**Exercise data:**
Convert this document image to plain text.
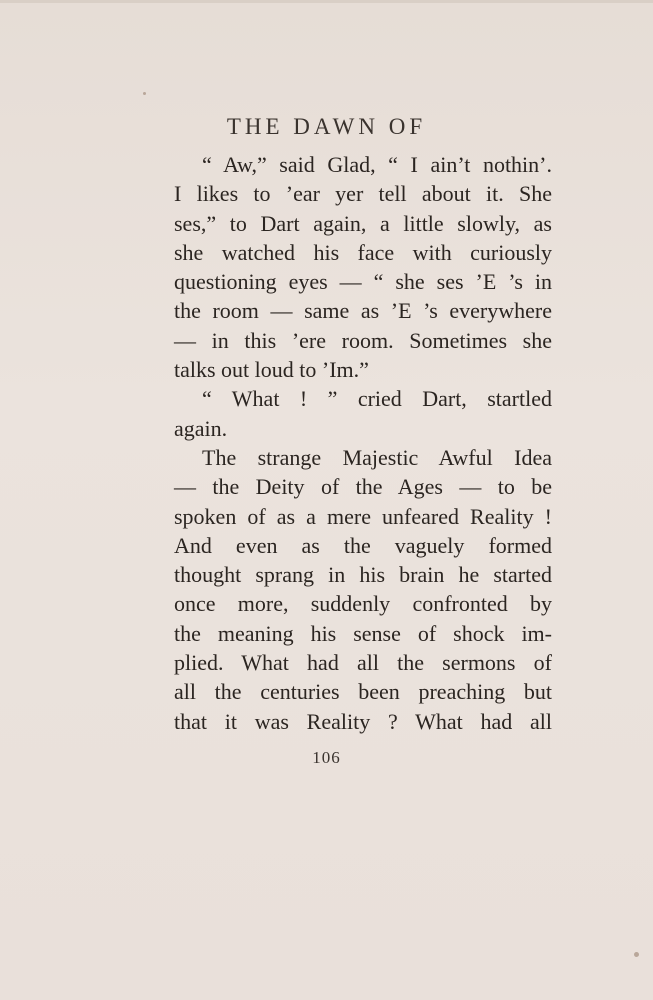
THE DAWN OF
“ Aw,” said Glad, “ I ain’t nothin’.
I likes to ’ear yer tell about it. She
ses,” to Dart again, a little slowly, as
she watched his face with curiously
questioning eyes — “ she ses ’E ’s in
the room — same as ’E ’s everywhere
— in this ’ere room. Sometimes she
talks out loud to ’Im.”
“ What ! ” cried Dart, startled
again.
The strange Majestic Awful Idea
— the Deity of the Ages — to be
spoken of as a mere unfeared Reality !
And even as the vaguely formed
thought sprang in his brain he started
once more, suddenly confronted by
the meaning his sense of shock im-
plied. What had all the sermons of
all the centuries been preaching but
that it was Reality ? What had all
106
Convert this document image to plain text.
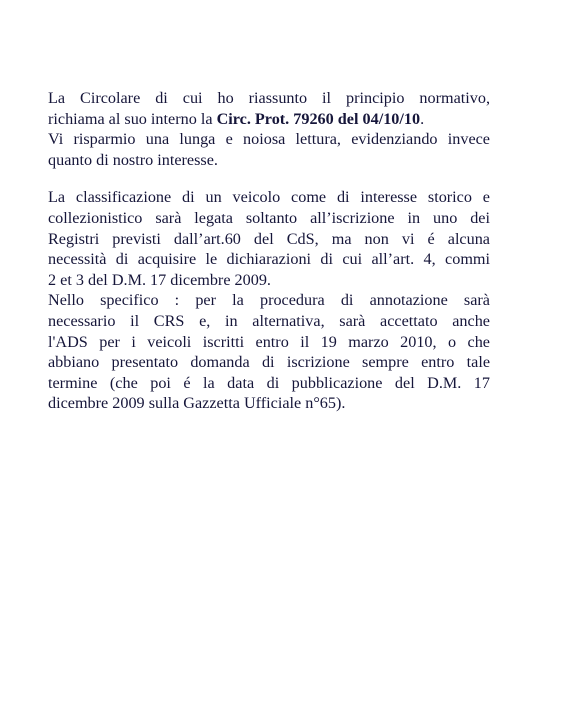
La Circolare di cui ho riassunto il principio normativo,
richiama al suo interno la Circ. Prot. 79260 del 04/10/10.
Vi risparmio una lunga e noiosa lettura, evidenziando invece
quanto di nostro interesse.
La classificazione di un veicolo come di interesse storico e
collezionistico sarà legata soltanto all’iscrizione in uno dei
Registri previsti dall’art.60 del CdS, ma non vi é alcuna
necessità di acquisire le dichiarazioni di cui all’art. 4, commi
2 et 3 del D.M. 17 dicembre 2009.
Nello specifico : per la procedura di annotazione sarà
necessario il CRS e, in alternativa, sarà accettato anche
l'ADS per i veicoli iscritti entro il 19 marzo 2010, o che
abbiano presentato domanda di iscrizione sempre entro tale
termine (che poi é la data di pubblicazione del D.M. 17
dicembre 2009 sulla Gazzetta Ufficiale n°65).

**The request:**
Reproduce the entries above exactly. Do not include the images.

**Solution for this task:**
Convert this document image to plain text.
THE DAWN OF
“ Aw,” said Glad, “ I ain’t nothin’.
I likes to ’ear yer tell about it. She
ses,” to Dart again, a little slowly, as
she watched his face with curiously
questioning eyes — “ she ses ’E ’s in
the room — same as ’E ’s everywhere
— in this ’ere room. Sometimes she
talks out loud to ’Im.”
“ What ! ” cried Dart, startled
again.
The strange Majestic Awful Idea
— the Deity of the Ages — to be
spoken of as a mere unfeared Reality !
And even as the vaguely formed
thought sprang in his brain he started
once more, suddenly confronted by
the meaning his sense of shock im-
plied. What had all the sermons of
all the centuries been preaching but
that it was Reality ? What had all
106
Convert this document image to plain text.
La Circolare di cui ho riassunto il principio normativo,
richiama al suo interno la Circ. Prot. 79260 del 04/10/10.
Vi risparmio una lunga e noiosa lettura, evidenziando invece
quanto di nostro interesse.
La classificazione di un veicolo come di interesse storico e
collezionistico sarà legata soltanto all’iscrizione in uno dei
Registri previsti dall’art.60 del CdS, ma non vi é alcuna
necessità di acquisire le dichiarazioni di cui all’art. 4, commi
2 et 3 del D.M. 17 dicembre 2009.
Nello specifico : per la procedura di annotazione sarà
necessario il CRS e, in alternativa, sarà accettato anche
l'ADS per i veicoli iscritti entro il 19 marzo 2010, o che
abbiano presentato domanda di iscrizione sempre entro tale
termine (che poi é la data di pubblicazione del D.M. 17
dicembre 2009 sulla Gazzetta Ufficiale n°65).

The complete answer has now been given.